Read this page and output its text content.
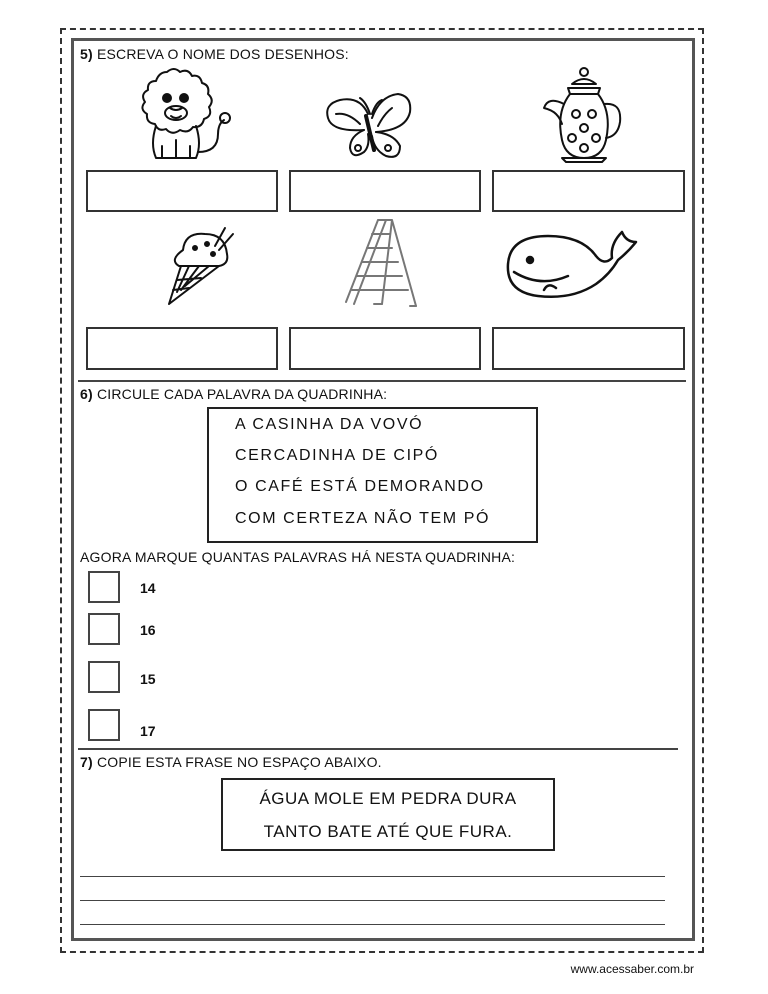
5) ESCREVA O NOME DOS DESENHOS:
6) CIRCULE CADA PALAVRA DA QUADRINHA:
A CASINHA DA VOVÓ
CERCADINHA DE CIPÓ
O CAFÉ ESTÁ DEMORANDO
COM CERTEZA NÃO TEM PÓ
AGORA MARQUE QUANTAS PALAVRAS HÁ NESTA QUADRINHA:
14
16
15
17
7) COPIE ESTA FRASE NO ESPAÇO ABAIXO.
ÁGUA MOLE EM PEDRA DURA
TANTO BATE ATÉ QUE FURA.
www.acessaber.com.br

====================

Exclude every picture and copy the remaining data exactly.

Read this page and output its text content.
5) ESCREVA O NOME DOS DESENHOS:
6) CIRCULE CADA PALAVRA DA QUADRINHA:
A CASINHA DA VOVÓ
CERCADINHA DE CIPÓ
O CAFÉ ESTÁ DEMORANDO
COM CERTEZA NÃO TEM PÓ
AGORA MARQUE QUANTAS PALAVRAS HÁ NESTA QUADRINHA:
14
16
15
17
7) COPIE ESTA FRASE NO ESPAÇO ABAIXO.
ÁGUA MOLE EM PEDRA DURA
TANTO BATE ATÉ QUE FURA.
www.acessaber.com.br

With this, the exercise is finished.